● Given task: Where a line contains the word "volts", copy that line in full.

● The records:

----------------------------------------

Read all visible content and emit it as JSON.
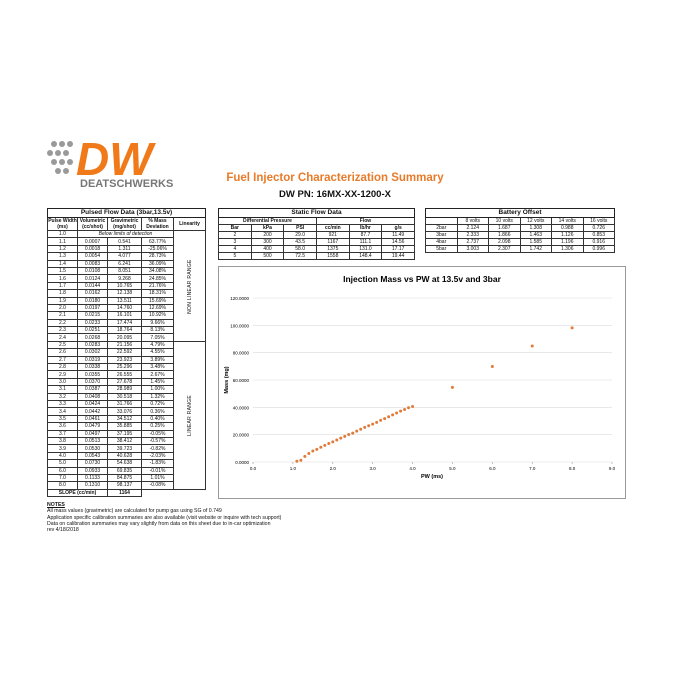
{
  "header": {
    "logo": "DW",
    "brand": "DEATSCHWERKS",
    "title": "Fuel Injector Characterization Summary",
    "part_number": "DW PN: 16MX-XX-1200-X"
  },
  "pulsed": {
    "title": "Pulsed Flow Data (3bar,13.5v)",
    "headers": [
      [
        "Pulse Width",
        "(ms)"
      ],
      [
        "Volumetric",
        "(cc/shot)"
      ],
      [
        "Gravimetric",
        "(mg/shot)"
      ],
      [
        "% Mass",
        "Deviation"
      ],
      [
        "Linearity"
      ]
    ],
    "rows": [
      [
        "1.0",
        "Below limits of detection"
      ],
      [
        "1.1",
        "0.0007",
        "0.541",
        "63.77%"
      ],
      [
        "1.2",
        "0.0018",
        "1.311",
        "-25.06%"
      ],
      [
        "1.3",
        "0.0054",
        "4.077",
        "28.73%"
      ],
      [
        "1.4",
        "0.0083",
        "6.241",
        "36.09%"
      ],
      [
        "1.5",
        "0.0108",
        "8.051",
        "34.08%"
      ],
      [
        "1.6",
        "0.0124",
        "9.268",
        "24.85%"
      ],
      [
        "1.7",
        "0.0144",
        "10.765",
        "21.76%"
      ],
      [
        "1.8",
        "0.0162",
        "12.138",
        "18.31%"
      ],
      [
        "1.9",
        "0.0180",
        "13.511",
        "15.69%"
      ],
      [
        "2.0",
        "0.0197",
        "14.760",
        "12.69%"
      ],
      [
        "2.1",
        "0.0215",
        "16.101",
        "10.92%"
      ],
      [
        "2.2",
        "0.0233",
        "17.474",
        "9.66%"
      ],
      [
        "2.3",
        "0.0251",
        "18.764",
        "8.13%"
      ],
      [
        "2.4",
        "0.0268",
        "20.095",
        "7.05%"
      ],
      [
        "2.5",
        "0.0283",
        "21.156",
        "4.79%"
      ],
      [
        "2.6",
        "0.0302",
        "22.592",
        "4.55%"
      ],
      [
        "2.7",
        "0.0319",
        "23.923",
        "3.89%"
      ],
      [
        "2.8",
        "0.0338",
        "25.296",
        "3.48%"
      ],
      [
        "2.9",
        "0.0355",
        "26.555",
        "2.67%"
      ],
      [
        "3.0",
        "0.0370",
        "27.678",
        "1.45%"
      ],
      [
        "3.1",
        "0.0387",
        "28.989",
        "1.00%"
      ],
      [
        "3.2",
        "0.0408",
        "30.518",
        "1.32%"
      ],
      [
        "3.3",
        "0.0424",
        "31.766",
        "0.72%"
      ],
      [
        "3.4",
        "0.0442",
        "33.076",
        "0.36%"
      ],
      [
        "3.5",
        "0.0461",
        "34.512",
        "0.40%"
      ],
      [
        "3.6",
        "0.0479",
        "35.885",
        "0.25%"
      ],
      [
        "3.7",
        "0.0497",
        "37.195",
        "-0.05%"
      ],
      [
        "3.8",
        "0.0513",
        "38.412",
        "-0.57%"
      ],
      [
        "3.9",
        "0.0530",
        "39.723",
        "-0.82%"
      ],
      [
        "4.0",
        "0.0543",
        "40.628",
        "-2.03%"
      ],
      [
        "5.0",
        "0.0730",
        "54.638",
        "-1.83%"
      ],
      [
        "6.0",
        "0.0933",
        "69.835",
        "-0.01%"
      ],
      [
        "7.0",
        "0.1133",
        "84.875",
        "1.01%"
      ],
      [
        "8.0",
        "0.1310",
        "98.137",
        "-0.08%"
      ]
    ],
    "linearity": [
      "NON LINEAR RANGE",
      "LINEAR RANGE"
    ],
    "slope_label": "SLOPE (cc/min)",
    "slope": "1164"
  },
  "static": {
    "title": "Static Flow Data",
    "groups": [
      "Differential Pressure",
      "Flow"
    ],
    "headers": [
      "Bar",
      "kPa",
      "PSI",
      "cc/min",
      "lb/hr",
      "g/s"
    ],
    "rows": [
      [
        "2",
        "200",
        "29.0",
        "921",
        "87.7",
        "11.49"
      ],
      [
        "3",
        "300",
        "43.5",
        "1167",
        "111.1",
        "14.56"
      ],
      [
        "4",
        "400",
        "58.0",
        "1375",
        "131.0",
        "17.17"
      ],
      [
        "5",
        "500",
        "72.5",
        "1558",
        "148.4",
        "19.44"
      ]
    ]
  },
  "battery": {
    "title": "Battery Offset",
    "headers": [
      "8 volts",
      "10 volts",
      "12 volts",
      "14 volts",
      "16 volts"
    ],
    "rows": [
      [
        "2bar",
        "2.124",
        "1.687",
        "1.308",
        "0.988",
        "0.726"
      ],
      [
        "3bar",
        "2.333",
        "1.866",
        "1.463",
        "1.126",
        "0.853"
      ],
      [
        "4bar",
        "2.737",
        "2.098",
        "1.585",
        "1.196",
        "0.916"
      ],
      [
        "5bar",
        "3.003",
        "2.307",
        "1.742",
        "1.306",
        "0.996"
      ]
    ]
  },
  "chart": {
    "type": "scatter",
    "title": "Injection Mass vs PW at 13.5v and 3bar",
    "x_label": "PW (ms)",
    "y_label": "Mass (mg)",
    "color": "#e07b39",
    "x": [
      1.1,
      1.2,
      1.3,
      1.4,
      1.5,
      1.6,
      1.7,
      1.8,
      1.9,
      2.0,
      2.1,
      2.2,
      2.3,
      2.4,
      2.5,
      2.6,
      2.7,
      2.8,
      2.9,
      3.0,
      3.1,
      3.2,
      3.3,
      3.4,
      3.5,
      3.6,
      3.7,
      3.8,
      3.9,
      4.0,
      5.0,
      6.0,
      7.0,
      8.0
    ],
    "y": [
      0.541,
      1.311,
      4.077,
      6.241,
      8.051,
      9.268,
      10.765,
      12.138,
      13.511,
      14.76,
      16.101,
      17.474,
      18.764,
      20.095,
      21.156,
      22.592,
      23.923,
      25.296,
      26.555,
      27.678,
      28.989,
      30.518,
      31.766,
      33.076,
      34.512,
      35.885,
      37.195,
      38.412,
      39.723,
      40.628,
      54.638,
      69.835,
      84.875,
      98.137
    ],
    "xlim": [
      0,
      9
    ],
    "xticks": [
      {
        "value": 0,
        "label": "0.0"
      },
      {
        "value": 1,
        "label": "1.0"
      },
      {
        "value": 2,
        "label": "2.0"
      },
      {
        "value": 3,
        "label": "3.0"
      },
      {
        "value": 4,
        "label": "4.0"
      },
      {
        "value": 5,
        "label": "5.0"
      },
      {
        "value": 6,
        "label": "6.0"
      },
      {
        "value": 7,
        "label": "7.0"
      },
      {
        "value": 8,
        "label": "8.0"
      },
      {
        "value": 9,
        "label": "9.0"
      }
    ],
    "ylim": [
      0,
      120
    ],
    "yticks": [
      {
        "value": 0,
        "label": "0.0000"
      },
      {
        "value": 20,
        "label": "20.0000"
      },
      {
        "value": 40,
        "label": "40.0000"
      },
      {
        "value": 60,
        "label": "60.0000"
      },
      {
        "value": 80,
        "label": "80.0000"
      },
      {
        "value": 100,
        "label": "100.0000"
      },
      {
        "value": 120,
        "label": "120.0000"
      }
    ]
  },
  "notes": {
    "title": "NOTES",
    "lines": [
      "All mass values (gravimetric) are calculated for pump gas using SG of 0.749",
      "Application specific calibration summaries are also available (visit website or inquire with tech support)",
      "Data on calibration summaries may vary slightly from data on this sheet due to in-car optimization",
      "rev 4/18/2018"
    ]
  }
}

----------------------------------------

● Expected output:
      "8 volts",
      "10 volts",
      "12 volts",
      "14 volts",
      "16 volts"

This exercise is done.